### Reading passage
Soon it’s that time of the year again – basically a 2nd Christmas for followers of the “blue elephant cult” if you will :). I’m, of course, referring to the upcoming release of the next PostgreSQL major version, v12. So I thought it’s about time to go over some basics on upgrading to newer major versions! Database upgrades, not only Postgres, are quite a rare event for most people (at least for those running only a couple of DB-s). Since upgrades are so rare, it’s quite easy to forget how easy upgrading actually is. Yes, it is easy – so easy that I can barely wrap my head around why a lot of people still run some very old versions. Hopefully, this piece will help to convince you to upgrade faster in the future :). For the TLDR; in table version please scroll to the bottom of the article.
Why should I upgrade in the first place?
Some main points that come to my mind:
- More security
Needless to say, I think security is massively important nowadays! Due to various government regulations and the threat of being sued over data leaks, mistakes often carry a hefty price tag. Both new and modern authentication methods and SSL/TLS version support are regularly added to new PostgreSQL versions.
- More performance without changing anything on the application level!
Based on my gut feeling and on some previous testing, typically in total around ~5-15% of runtime improvements can be observed following an upgrade (if not IO-bound). So not too much…but on some releases (9.6 parallel query, 10.0 JIT for example) a possibly game changing 30-40% could be observed. As a rule, the upgrades only resulted in upsides – over the last 8 years, I’ve only seen a single case where the new optimizer chose a different plan so that things got slower for a particular query, and it needed to be re-written.
- New features for developers
- Every year, new SQL standard implementations, non-standard feature additions, functions and constructs for developers are introduced, in order to reduce the amounts of code written – or to achieve something that was very hard, or possible only on the application layer.

### Dataset section
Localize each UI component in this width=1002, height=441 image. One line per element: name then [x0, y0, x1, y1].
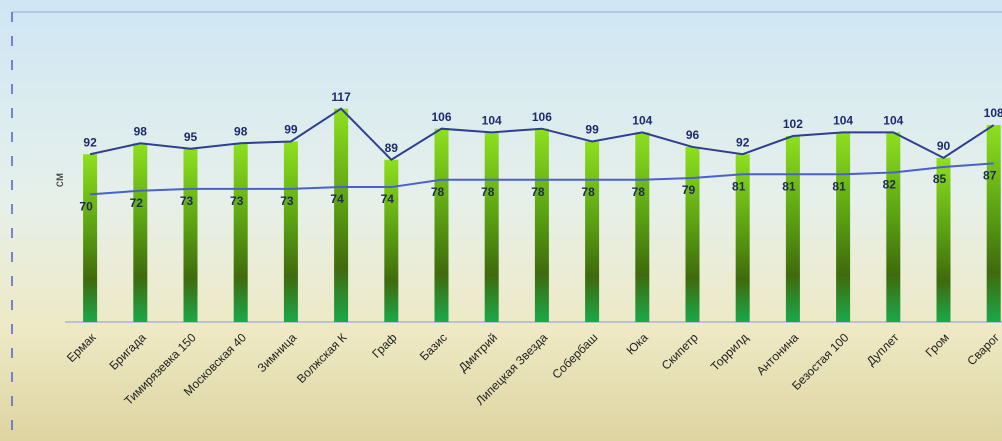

### What to work on
1. In the PostgreSQL upgrade article, condense the paragraph starting "Based on my gut feeling" into a short bulleted list that keeps its main facts.
2. Pick up the PostgreSQL upgrade article after its final sentence and write the next part in the same voice.

### Expected answers
1.
- A major-version upgrade typically brings about 5–15% faster runtime overall, unless the workload is IO-bound.
- Some releases gave a possible 30–40% gain, such as 9.6 with parallel query and 10.0 with JIT.
- Over the last 8 years, upgrades have brought only upsides, with one exception: the new optimizer chose a slower plan for one query, which then had to be rewritten.

2.
- Better DBA / management features
Better high-availability, backup, monitoring and scaling features for DBA-s. The last couple of releases have been a real boon in these matters for example with Logical Replication, partitioning and built-in monitoring roles.
And to make it even more easy for you – there’s a really cool website (much kudos to Depesz!) where you can directly get a highlighted listing of all the changes between two target Postgres versions! Link here!
Minor version changes a.k.a. bugfix releases happen regularly and can be used as a warmp-up here. There is a minimum of 1 minor release per quarter, if no security-critical stuff is found. It is, of course, highly recommended to apply them as soon as they are released.
The good thing about minor releases is that they’re as fast as restarting your server! I recommend to “prefix” the restart with a hand-initiated “checkpoint” so that effective downtime for applications is minimized since “pg_ctl stop / restart” already does checkpointing in exclusive mode, after active sessions have been kicked from the server.
Caution! When using some distribution-specific Postgres packages some extra attention is needed. For example running “apt upgrade postgresql-X” might mean an imminent restart to the running instance, after new binaries have been pulled in! For RedHat / CentOS it’s usually a bit better though and there you need to restart explicitly.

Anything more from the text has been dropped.